TASK INSTRUCTIONS: Exclude the pictures; give every entry again exactly as written.
◆ ◆ ◆ ◆
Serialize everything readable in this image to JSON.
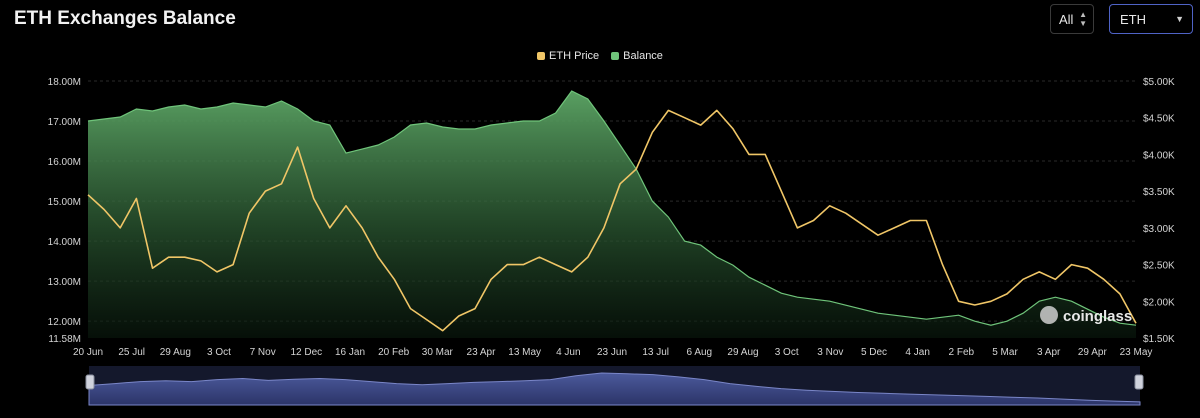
{
  "header": {
    "title": "ETH Exchanges Balance",
    "range_select": "All",
    "coin_select": "ETH"
  },
  "watermark": "coinglass",
  "chart_data": {
    "type": "area",
    "title": "ETH Exchanges Balance",
    "legend_position": "top-center",
    "grid": true,
    "x_labels": [
      "20 Jun",
      "25 Jul",
      "29 Aug",
      "3 Oct",
      "7 Nov",
      "12 Dec",
      "16 Jan",
      "20 Feb",
      "30 Mar",
      "23 Apr",
      "13 May",
      "4 Jun",
      "23 Jun",
      "13 Jul",
      "6 Aug",
      "29 Aug",
      "3 Oct",
      "3 Nov",
      "5 Dec",
      "4 Jan",
      "2 Feb",
      "5 Mar",
      "3 Apr",
      "29 Apr",
      "23 May"
    ],
    "left_axis": {
      "ticks": [
        "18.00M",
        "17.00M",
        "16.00M",
        "15.00M",
        "14.00M",
        "13.00M",
        "12.00M",
        "11.58M"
      ],
      "range": [
        11.58,
        18.0
      ],
      "unit": "M"
    },
    "right_axis": {
      "ticks": [
        "$5.00K",
        "$4.50K",
        "$4.00K",
        "$3.50K",
        "$3.00K",
        "$2.50K",
        "$2.00K",
        "$1.50K"
      ],
      "range": [
        1.5,
        5.0
      ],
      "unit": "$K"
    },
    "series": [
      {
        "name": "ETH Price",
        "axis": "right",
        "color": "#f0c667",
        "values": [
          3.45,
          3.25,
          3.0,
          3.4,
          2.45,
          2.6,
          2.6,
          2.55,
          2.4,
          2.5,
          3.2,
          3.5,
          3.6,
          4.1,
          3.4,
          3.0,
          3.3,
          3.0,
          2.6,
          2.3,
          1.9,
          1.75,
          1.6,
          1.8,
          1.9,
          2.3,
          2.5,
          2.5,
          2.6,
          2.5,
          2.4,
          2.6,
          3.0,
          3.6,
          3.8,
          4.3,
          4.6,
          4.5,
          4.4,
          4.6,
          4.35,
          4.0,
          4.0,
          3.5,
          3.0,
          3.1,
          3.3,
          3.2,
          3.05,
          2.9,
          3.0,
          3.1,
          3.1,
          2.5,
          2.0,
          1.95,
          2.0,
          2.1,
          2.3,
          2.4,
          2.3,
          2.5,
          2.45,
          2.3,
          2.1,
          1.7
        ]
      },
      {
        "name": "Balance",
        "axis": "left",
        "color": "#6fc47a",
        "values": [
          17.0,
          17.05,
          17.1,
          17.3,
          17.25,
          17.35,
          17.4,
          17.3,
          17.35,
          17.45,
          17.4,
          17.35,
          17.5,
          17.3,
          17.0,
          16.9,
          16.2,
          16.3,
          16.4,
          16.6,
          16.9,
          16.95,
          16.85,
          16.8,
          16.8,
          16.9,
          16.95,
          17.0,
          17.0,
          17.2,
          17.75,
          17.55,
          17.0,
          16.4,
          15.8,
          15.0,
          14.6,
          14.0,
          13.9,
          13.6,
          13.4,
          13.1,
          12.9,
          12.7,
          12.6,
          12.55,
          12.5,
          12.4,
          12.3,
          12.2,
          12.15,
          12.1,
          12.05,
          12.1,
          12.15,
          12.0,
          11.9,
          12.0,
          12.2,
          12.5,
          12.6,
          12.5,
          12.3,
          12.1,
          11.95,
          11.9
        ]
      }
    ]
  },
  "navigator": {
    "values": [
      0.5,
      0.55,
      0.6,
      0.62,
      0.6,
      0.65,
      0.68,
      0.63,
      0.66,
      0.68,
      0.65,
      0.6,
      0.55,
      0.52,
      0.55,
      0.58,
      0.6,
      0.62,
      0.65,
      0.75,
      0.82,
      0.8,
      0.78,
      0.72,
      0.65,
      0.55,
      0.48,
      0.42,
      0.38,
      0.35,
      0.32,
      0.3,
      0.28,
      0.26,
      0.24,
      0.22,
      0.2,
      0.18,
      0.15,
      0.12,
      0.1,
      0.08
    ]
  }
}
◆ ◆ ◆ ◆
OUTPUT FOR THIS TASK:
Serialize everything readable in this image to JSON.
{
  "header": {
    "title": "ETH Exchanges Balance",
    "range_select": "All",
    "coin_select": "ETH"
  },
  "watermark": "coinglass",
  "chart_data": {
    "type": "area",
    "title": "ETH Exchanges Balance",
    "legend_position": "top-center",
    "grid": true,
    "x_labels": [
      "20 Jun",
      "25 Jul",
      "29 Aug",
      "3 Oct",
      "7 Nov",
      "12 Dec",
      "16 Jan",
      "20 Feb",
      "30 Mar",
      "23 Apr",
      "13 May",
      "4 Jun",
      "23 Jun",
      "13 Jul",
      "6 Aug",
      "29 Aug",
      "3 Oct",
      "3 Nov",
      "5 Dec",
      "4 Jan",
      "2 Feb",
      "5 Mar",
      "3 Apr",
      "29 Apr",
      "23 May"
    ],
    "left_axis": {
      "ticks": [
        "18.00M",
        "17.00M",
        "16.00M",
        "15.00M",
        "14.00M",
        "13.00M",
        "12.00M",
        "11.58M"
      ],
      "range": [
        11.58,
        18.0
      ],
      "unit": "M"
    },
    "right_axis": {
      "ticks": [
        "$5.00K",
        "$4.50K",
        "$4.00K",
        "$3.50K",
        "$3.00K",
        "$2.50K",
        "$2.00K",
        "$1.50K"
      ],
      "range": [
        1.5,
        5.0
      ],
      "unit": "$K"
    },
    "series": [
      {
        "name": "ETH Price",
        "axis": "right",
        "color": "#f0c667",
        "values": [
          3.45,
          3.25,
          3.0,
          3.4,
          2.45,
          2.6,
          2.6,
          2.55,
          2.4,
          2.5,
          3.2,
          3.5,
          3.6,
          4.1,
          3.4,
          3.0,
          3.3,
          3.0,
          2.6,
          2.3,
          1.9,
          1.75,
          1.6,
          1.8,
          1.9,
          2.3,
          2.5,
          2.5,
          2.6,
          2.5,
          2.4,
          2.6,
          3.0,
          3.6,
          3.8,
          4.3,
          4.6,
          4.5,
          4.4,
          4.6,
          4.35,
          4.0,
          4.0,
          3.5,
          3.0,
          3.1,
          3.3,
          3.2,
          3.05,
          2.9,
          3.0,
          3.1,
          3.1,
          2.5,
          2.0,
          1.95,
          2.0,
          2.1,
          2.3,
          2.4,
          2.3,
          2.5,
          2.45,
          2.3,
          2.1,
          1.7
        ]
      },
      {
        "name": "Balance",
        "axis": "left",
        "color": "#6fc47a",
        "values": [
          17.0,
          17.05,
          17.1,
          17.3,
          17.25,
          17.35,
          17.4,
          17.3,
          17.35,
          17.45,
          17.4,
          17.35,
          17.5,
          17.3,
          17.0,
          16.9,
          16.2,
          16.3,
          16.4,
          16.6,
          16.9,
          16.95,
          16.85,
          16.8,
          16.8,
          16.9,
          16.95,
          17.0,
          17.0,
          17.2,
          17.75,
          17.55,
          17.0,
          16.4,
          15.8,
          15.0,
          14.6,
          14.0,
          13.9,
          13.6,
          13.4,
          13.1,
          12.9,
          12.7,
          12.6,
          12.55,
          12.5,
          12.4,
          12.3,
          12.2,
          12.15,
          12.1,
          12.05,
          12.1,
          12.15,
          12.0,
          11.9,
          12.0,
          12.2,
          12.5,
          12.6,
          12.5,
          12.3,
          12.1,
          11.95,
          11.9
        ]
      }
    ]
  },
  "navigator": {
    "values": [
      0.5,
      0.55,
      0.6,
      0.62,
      0.6,
      0.65,
      0.68,
      0.63,
      0.66,
      0.68,
      0.65,
      0.6,
      0.55,
      0.52,
      0.55,
      0.58,
      0.6,
      0.62,
      0.65,
      0.75,
      0.82,
      0.8,
      0.78,
      0.72,
      0.65,
      0.55,
      0.48,
      0.42,
      0.38,
      0.35,
      0.32,
      0.3,
      0.28,
      0.26,
      0.24,
      0.22,
      0.2,
      0.18,
      0.15,
      0.12,
      0.1,
      0.08
    ]
  }
}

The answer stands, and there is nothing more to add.